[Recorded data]

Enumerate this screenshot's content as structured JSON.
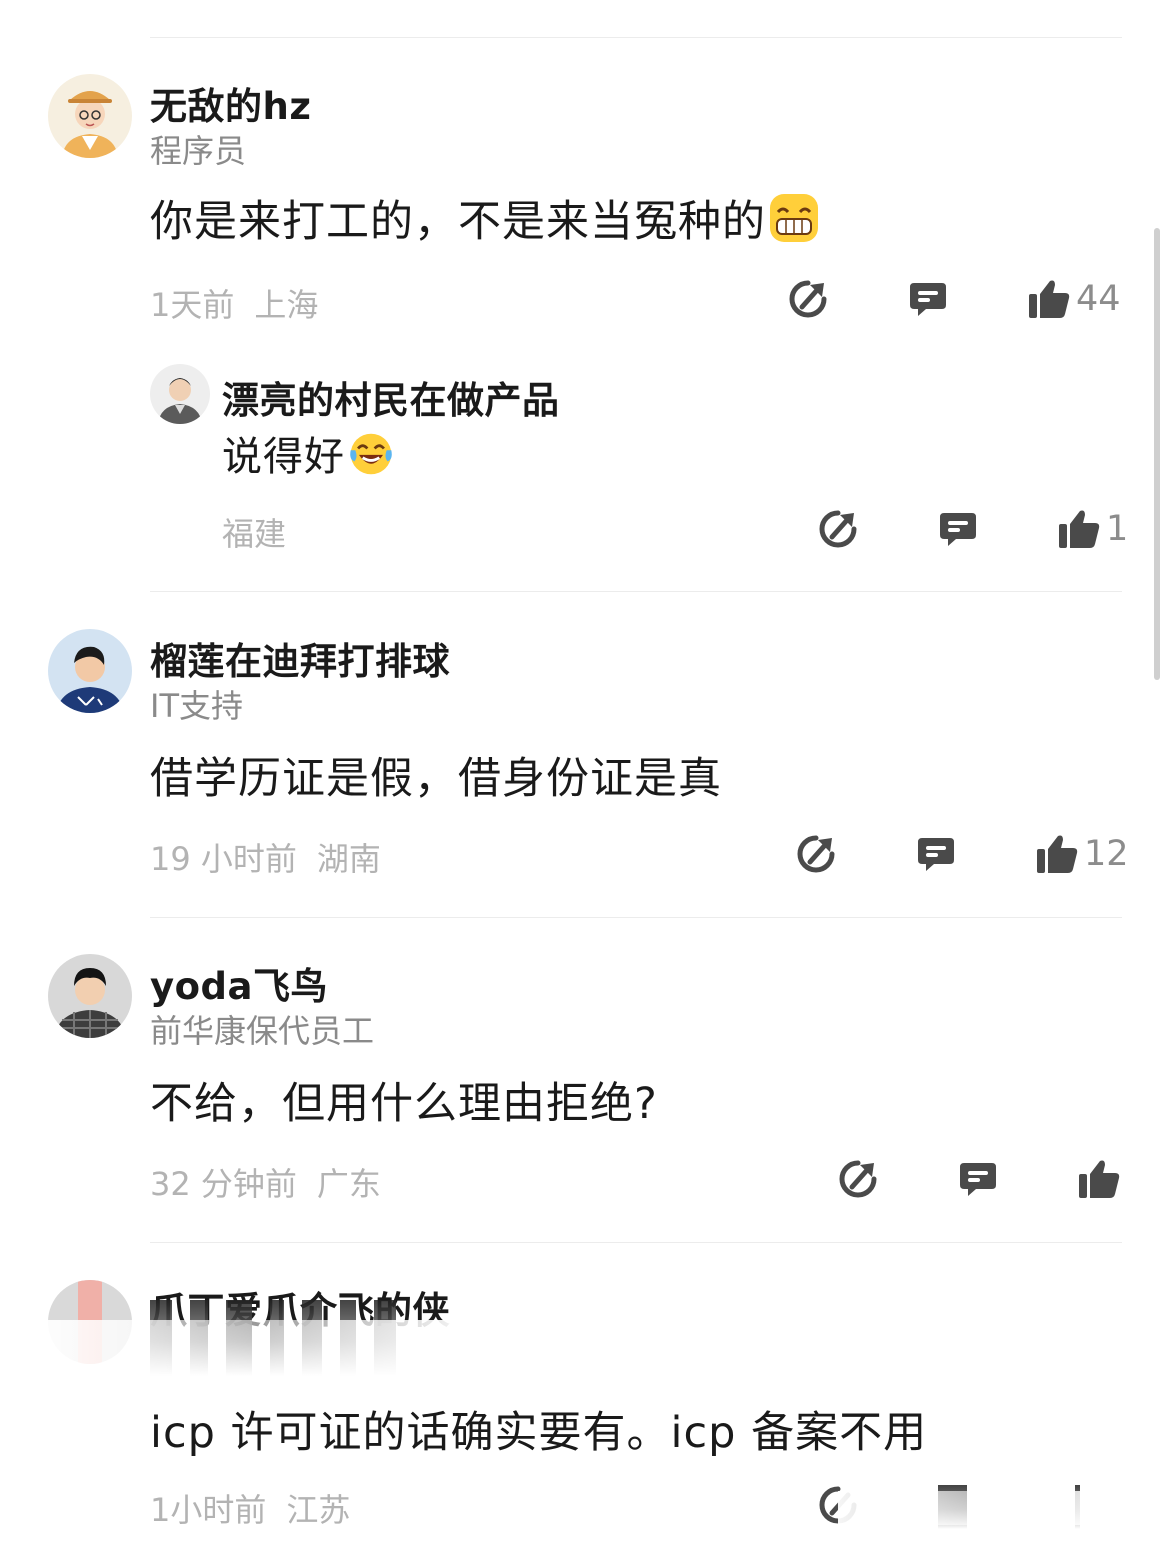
{
  "comments": [
    {
      "author": "无敌的hz",
      "title": "程序员",
      "text": "你是来打工的，不是来当冤种的",
      "emoji": "grin-emoji",
      "time": "1天前",
      "location": "上海",
      "likes": "44",
      "replies": [
        {
          "author": "漂亮的村民在做产品",
          "text": "说得好",
          "emoji": "laugh-tears-emoji",
          "location": "福建",
          "likes": "1"
        }
      ]
    },
    {
      "author": "榴莲在迪拜打排球",
      "title": "IT支持",
      "text": "借学历证是假，借身份证是真",
      "time": "19 小时前",
      "location": "湖南",
      "likes": "12"
    },
    {
      "author": "yoda飞鸟",
      "title": "前华康保代员工",
      "text": "不给，但用什么理由拒绝?",
      "time": "32 分钟前",
      "location": "广东",
      "likes": ""
    },
    {
      "author": "爪丁爱爪介飞的侠",
      "title": "",
      "text": "icp 许可证的话确实要有。icp 备案不用",
      "time": "1小时前",
      "location": "江苏",
      "likes": ""
    }
  ],
  "icons": [
    "share-icon",
    "reply-icon",
    "like-icon"
  ],
  "colors": {
    "text": "#1a1a1a",
    "muted": "#8a8a8a",
    "meta": "#b3b3b3",
    "icon": "#4a4a4a",
    "divider": "#ececec"
  }
}
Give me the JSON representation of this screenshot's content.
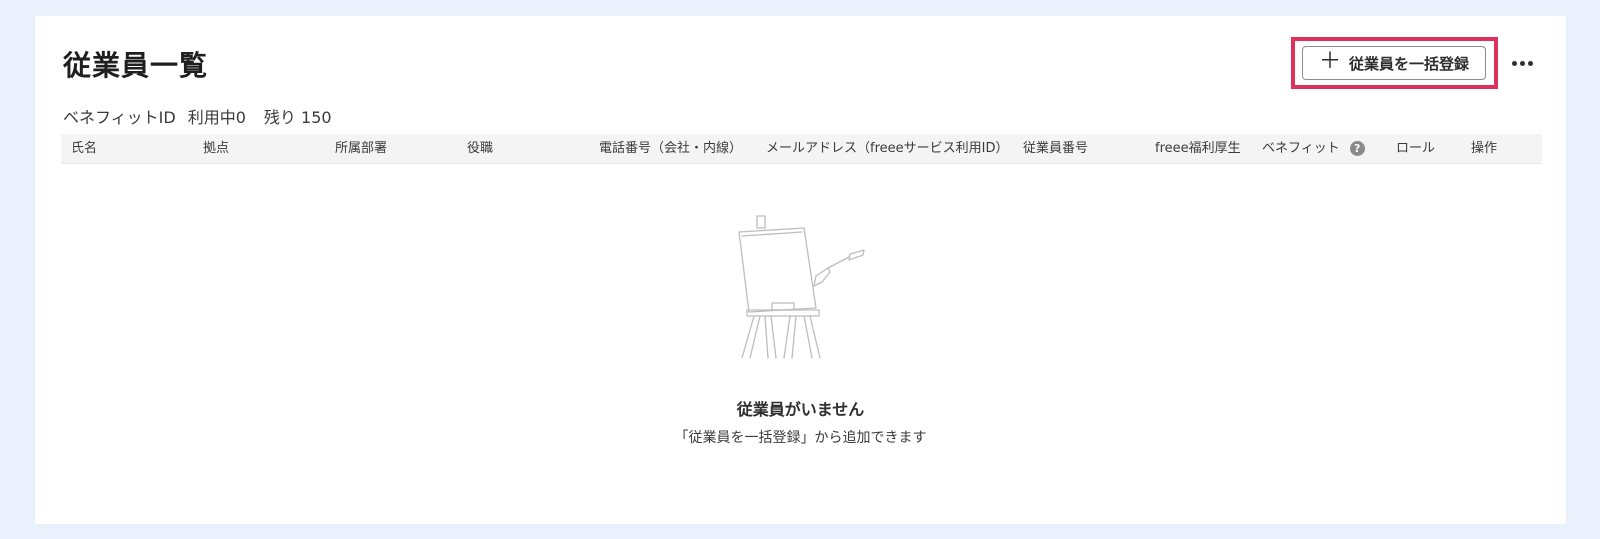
{
  "page": {
    "title": "従業員一覧"
  },
  "toolbar": {
    "bulk_register_label": "従業員を一括登録",
    "plus_icon": "plus-icon",
    "more_icon": "more-horizontal-icon",
    "highlight_color": "#e0305c"
  },
  "quota": {
    "label": "ベネフィットID",
    "in_use": "利用中0",
    "remaining": "残り 150"
  },
  "table": {
    "columns": [
      "氏名",
      "拠点",
      "所属部署",
      "役職",
      "電話番号（会社・内線）",
      "メールアドレス（freeeサービス利用ID）",
      "従業員番号",
      "freee福利厚生",
      "ベネフィット",
      "ロール",
      "操作"
    ],
    "help_icon_glyph": "?"
  },
  "empty_state": {
    "illustration": "easel-palette-illustration",
    "title": "従業員がいません",
    "subtitle": "「従業員を一括登録」から追加できます"
  }
}
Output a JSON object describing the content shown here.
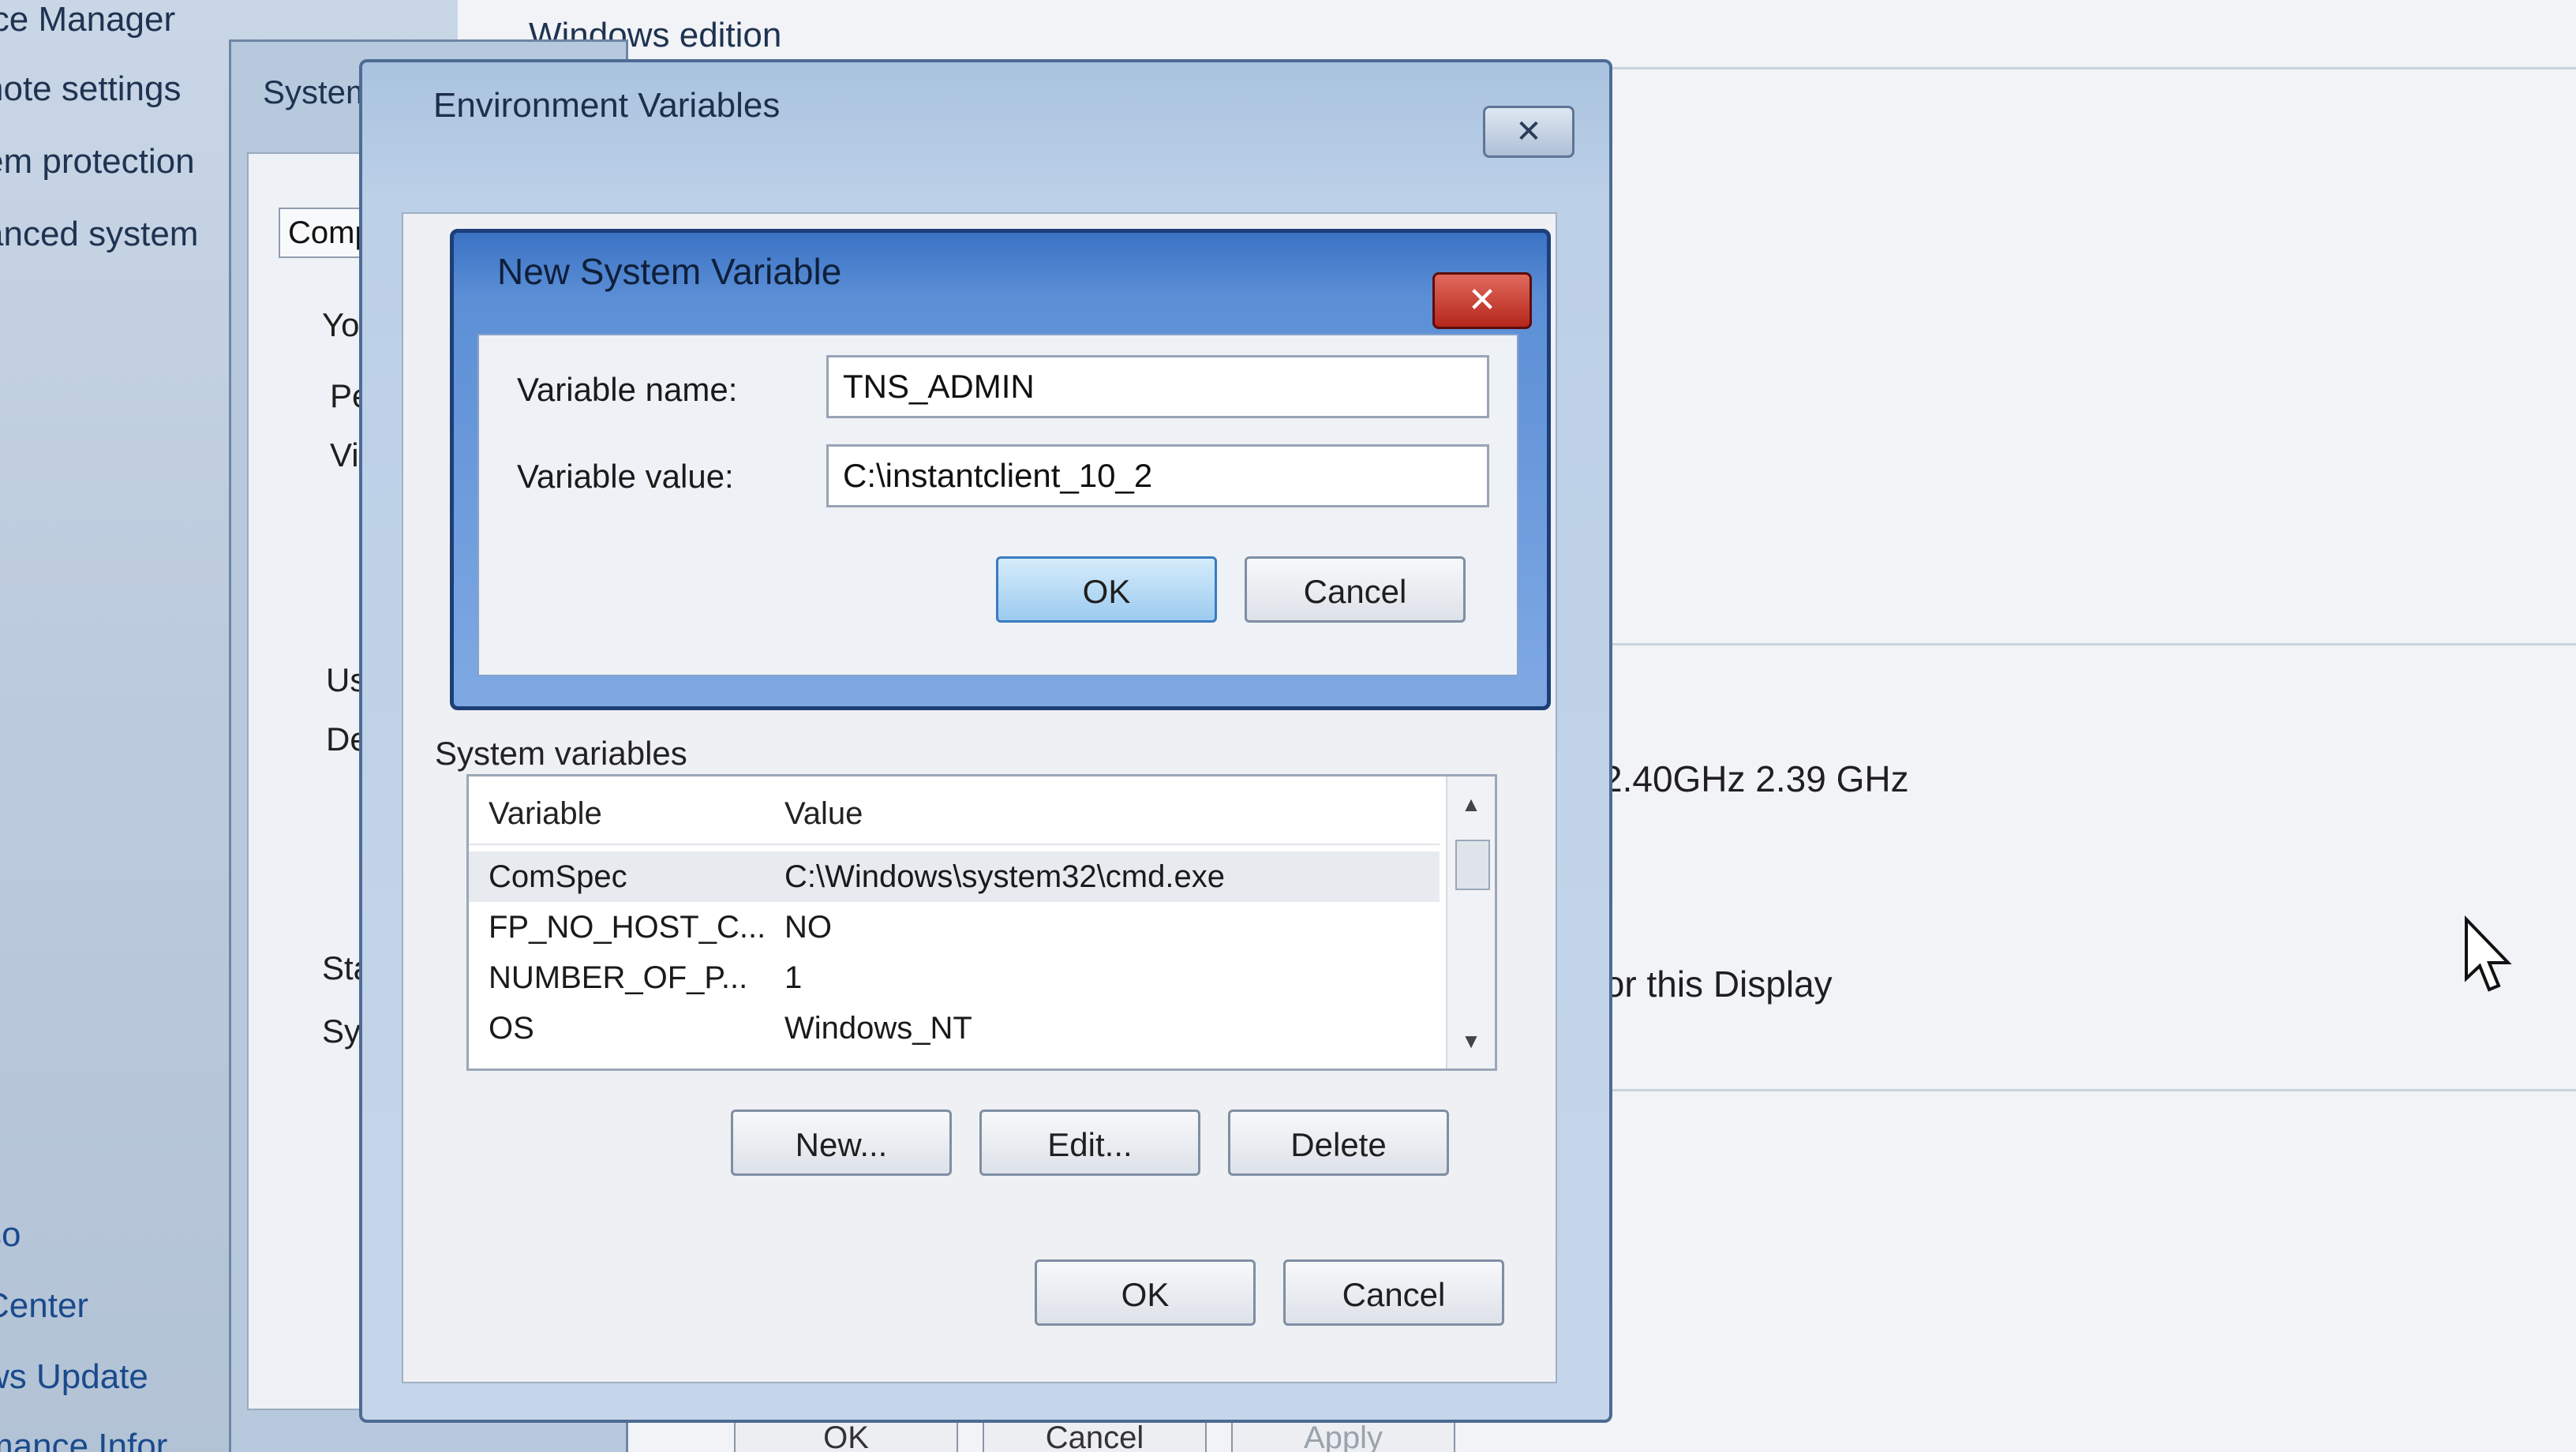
{
  "left_panel": {
    "items_top": [
      "ice Manager",
      "note settings",
      "em protection",
      "anced system"
    ],
    "items_bottom": [
      "so",
      "Center",
      "ws Update",
      "mance Infor"
    ]
  },
  "background_window": {
    "section_title": "Windows edition",
    "processor_text": "2.40GHz   2.39 GHz",
    "display_text": "for this Display"
  },
  "system_properties": {
    "tab_label": "System",
    "subtab_label": "Compu",
    "fragments": [
      "You",
      "Perf",
      "Visu",
      "Use",
      "Des",
      "Star",
      "Sys"
    ],
    "bottom_buttons": [
      "OK",
      "Cancel",
      "Apply"
    ]
  },
  "environment_dialog": {
    "title": "Environment Variables",
    "close_label": "✕",
    "system_variables_label": "System variables",
    "list_headers": {
      "variable": "Variable",
      "value": "Value"
    },
    "rows": [
      {
        "variable": "ComSpec",
        "value": "C:\\Windows\\system32\\cmd.exe"
      },
      {
        "variable": "FP_NO_HOST_C...",
        "value": "NO"
      },
      {
        "variable": "NUMBER_OF_P...",
        "value": "1"
      },
      {
        "variable": "OS",
        "value": "Windows_NT"
      }
    ],
    "new_button": "New...",
    "edit_button": "Edit...",
    "delete_button": "Delete",
    "ok_button": "OK",
    "cancel_button": "Cancel"
  },
  "new_variable_dialog": {
    "title": "New System Variable",
    "close_label": "✕",
    "name_label": "Variable name:",
    "name_value": "TNS_ADMIN",
    "value_label": "Variable value:",
    "value_value": "C:\\instantclient_10_2",
    "ok_button": "OK",
    "cancel_button": "Cancel"
  }
}
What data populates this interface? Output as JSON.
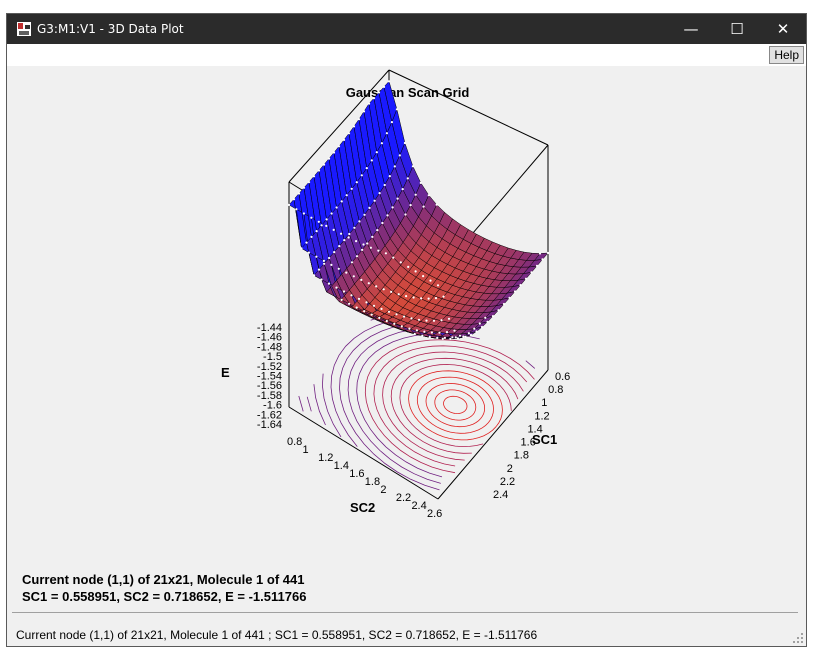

▶ **WHAT IS EXPECTED**: From the material above, reproduce everything verbatim except the pictures.

▶ **PROBLEM SOLUTION**:
Enumerate this screenshot's content as structured JSON.
{
  "comments": [
    {
      "author": "无敌的hz",
      "title": "程序员",
      "text": "你是来打工的，不是来当冤种的",
      "emoji": "grin-emoji",
      "time": "1天前",
      "location": "上海",
      "likes": "44",
      "replies": [
        {
          "author": "漂亮的村民在做产品",
          "text": "说得好",
          "emoji": "laugh-tears-emoji",
          "location": "福建",
          "likes": "1"
        }
      ]
    },
    {
      "author": "榴莲在迪拜打排球",
      "title": "IT支持",
      "text": "借学历证是假，借身份证是真",
      "time": "19 小时前",
      "location": "湖南",
      "likes": "12"
    },
    {
      "author": "yoda飞鸟",
      "title": "前华康保代员工",
      "text": "不给，但用什么理由拒绝?",
      "time": "32 分钟前",
      "location": "广东",
      "likes": ""
    },
    {
      "author": "爪丁爱爪介飞的侠",
      "title": "",
      "text": "icp 许可证的话确实要有。icp 备案不用",
      "time": "1小时前",
      "location": "江苏",
      "likes": ""
    }
  ],
  "icons": [
    "share-icon",
    "reply-icon",
    "like-icon"
  ],
  "colors": {
    "text": "#1a1a1a",
    "muted": "#8a8a8a",
    "meta": "#b3b3b3",
    "icon": "#4a4a4a",
    "divider": "#ececec"
  }
}
Give me the JSON representation of this screenshot's content.
{
  "page": {
    "title": "従業員一覧"
  },
  "toolbar": {
    "bulk_register_label": "従業員を一括登録",
    "plus_icon": "plus-icon",
    "more_icon": "more-horizontal-icon",
    "highlight_color": "#e0305c"
  },
  "quota": {
    "label": "ベネフィットID",
    "in_use": "利用中0",
    "remaining": "残り 150"
  },
  "table": {
    "columns": [
      "氏名",
      "拠点",
      "所属部署",
      "役職",
      "電話番号（会社・内線）",
      "メールアドレス（freeeサービス利用ID）",
      "従業員番号",
      "freee福利厚生",
      "ベネフィット",
      "ロール",
      "操作"
    ],
    "help_icon_glyph": "?"
  },
  "empty_state": {
    "illustration": "easel-palette-illustration",
    "title": "従業員がいません",
    "subtitle": "「従業員を一括登録」から追加できます"
  }
}
Output a JSON object describing the content shown here.
{
  "left_panel": {
    "items_top": [
      "ice Manager",
      "note settings",
      "em protection",
      "anced system"
    ],
    "items_bottom": [
      "so",
      "Center",
      "ws Update",
      "mance Infor"
    ]
  },
  "background_window": {
    "section_title": "Windows edition",
    "processor_text": "2.40GHz   2.39 GHz",
    "display_text": "for this Display"
  },
  "system_properties": {
    "tab_label": "System",
    "subtab_label": "Compu",
    "fragments": [
      "You",
      "Perf",
      "Visu",
      "Use",
      "Des",
      "Star",
      "Sys"
    ],
    "bottom_buttons": [
      "OK",
      "Cancel",
      "Apply"
    ]
  },
  "environment_dialog": {
    "title": "Environment Variables",
    "close_label": "✕",
    "system_variables_label": "System variables",
    "list_headers": {
      "variable": "Variable",
      "value": "Value"
    },
    "rows": [
      {
        "variable": "ComSpec",
        "value": "C:\\Windows\\system32\\cmd.exe"
      },
      {
        "variable": "FP_NO_HOST_C...",
        "value": "NO"
      },
      {
        "variable": "NUMBER_OF_P...",
        "value": "1"
      },
      {
        "variable": "OS",
        "value": "Windows_NT"
      }
    ],
    "new_button": "New...",
    "edit_button": "Edit...",
    "delete_button": "Delete",
    "ok_button": "OK",
    "cancel_button": "Cancel"
  },
  "new_variable_dialog": {
    "title": "New System Variable",
    "close_label": "✕",
    "name_label": "Variable name:",
    "name_value": "TNS_ADMIN",
    "value_label": "Variable value:",
    "value_value": "C:\\instantclient_10_2",
    "ok_button": "OK",
    "cancel_button": "Cancel"
  }
}
What data populates this interface? Output as JSON.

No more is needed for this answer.